In this exercise, return the whole listing exactly, excluding any images.

# START OF SUPPLIED MATERIAL

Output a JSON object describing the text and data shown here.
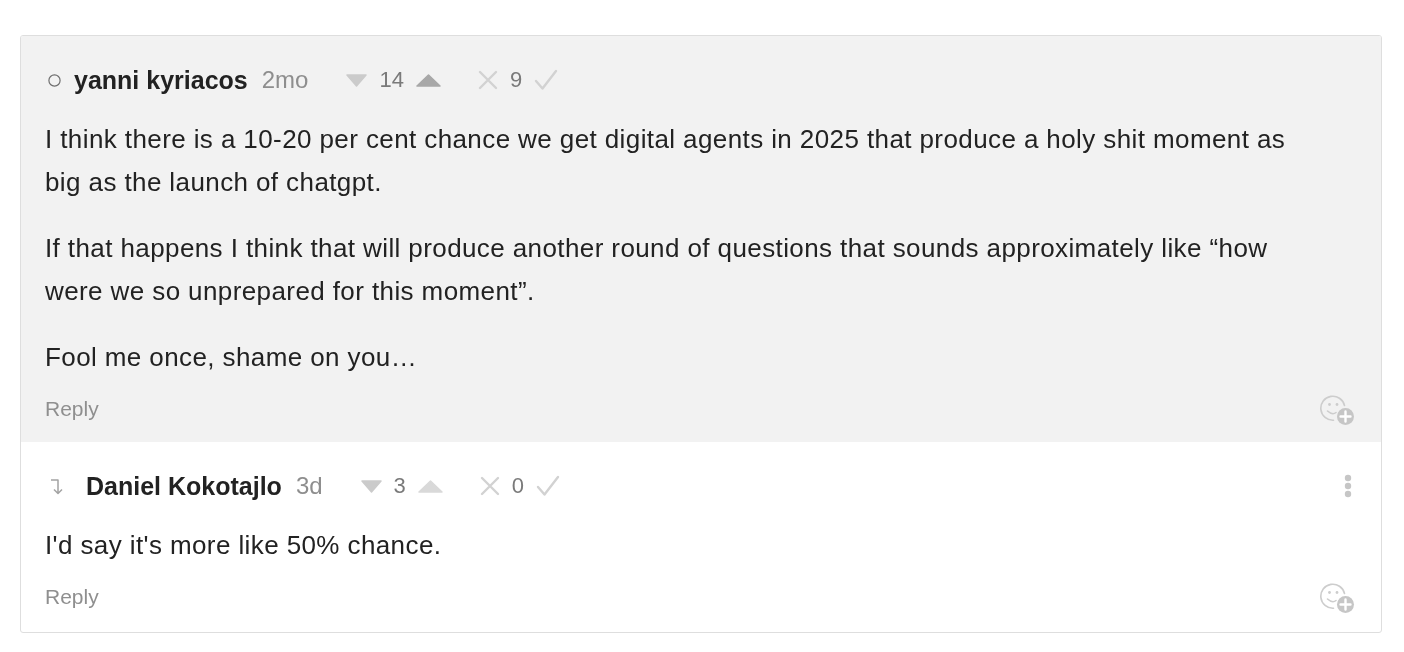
{
  "comments": [
    {
      "kind": "top-level",
      "author": "yanni kyriacos",
      "age": "2mo",
      "karma": "14",
      "upvote_active": true,
      "agreement": "9",
      "menu": false,
      "paragraphs": [
        "I think there is a 10-20 per cent chance we get digital agents in 2025 that produce a holy shit moment as big as the launch of chatgpt.",
        "If that happens I think that will produce another round of questions that sounds approximately like “how were we so unprepared for this moment”.",
        "Fool me once, shame on you…"
      ],
      "reply": "Reply"
    },
    {
      "kind": "reply",
      "author": "Daniel Kokotajlo",
      "age": "3d",
      "karma": "3",
      "upvote_active": false,
      "agreement": "0",
      "menu": true,
      "paragraphs": [
        "I'd say it's more like 50% chance."
      ],
      "reply": "Reply"
    }
  ]
}
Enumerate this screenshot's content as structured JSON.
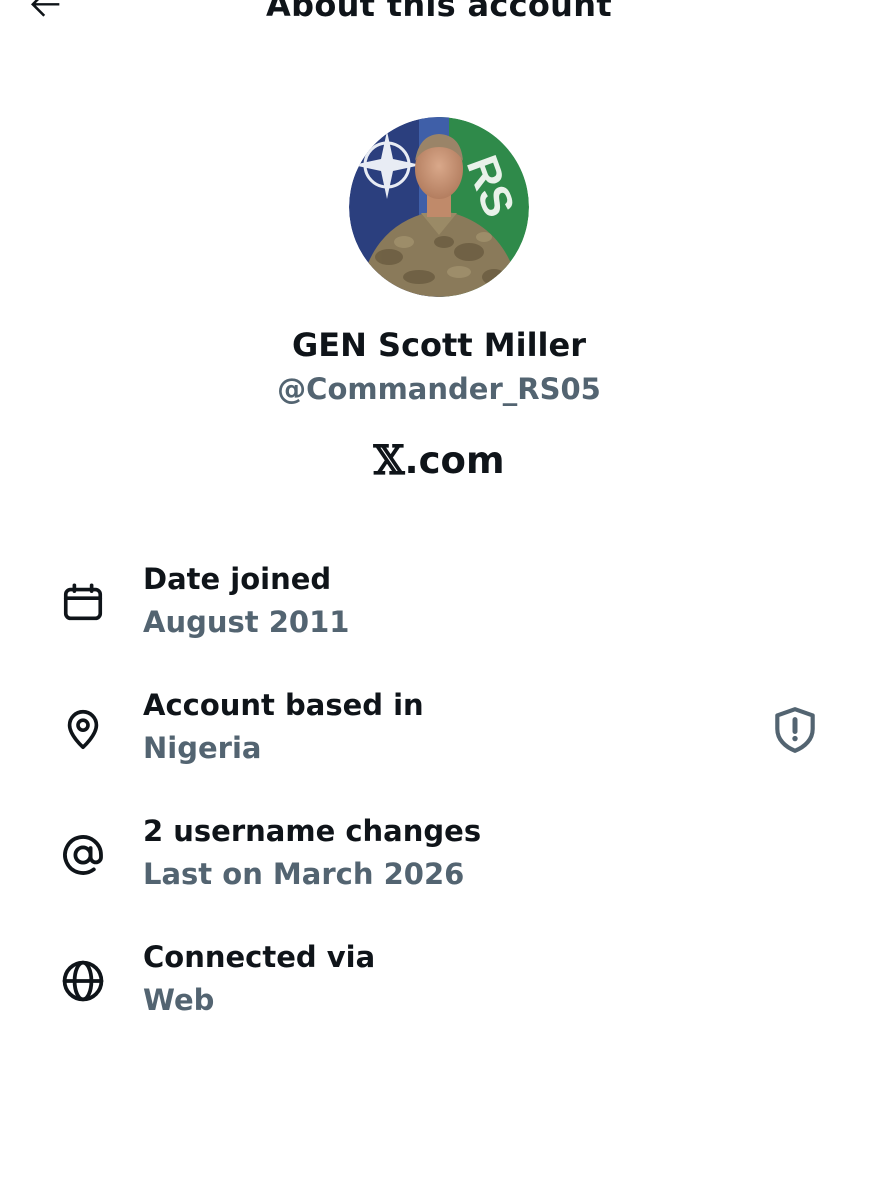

# END OF SUPPLIED MATERIAL

§ PROBLEM SOLUTION:
Output a JSON object describing the text and data shown here.
{
  "comments": [
    {
      "kind": "top-level",
      "author": "yanni kyriacos",
      "age": "2mo",
      "karma": "14",
      "upvote_active": true,
      "agreement": "9",
      "menu": false,
      "paragraphs": [
        "I think there is a 10-20 per cent chance we get digital agents in 2025 that produce a holy shit moment as big as the launch of chatgpt.",
        "If that happens I think that will produce another round of questions that sounds approximately like “how were we so unprepared for this moment”.",
        "Fool me once, shame on you…"
      ],
      "reply": "Reply"
    },
    {
      "kind": "reply",
      "author": "Daniel Kokotajlo",
      "age": "3d",
      "karma": "3",
      "upvote_active": false,
      "agreement": "0",
      "menu": true,
      "paragraphs": [
        "I'd say it's more like 50% chance."
      ],
      "reply": "Reply"
    }
  ]
}
Enumerate this screenshot's content as structured JSON.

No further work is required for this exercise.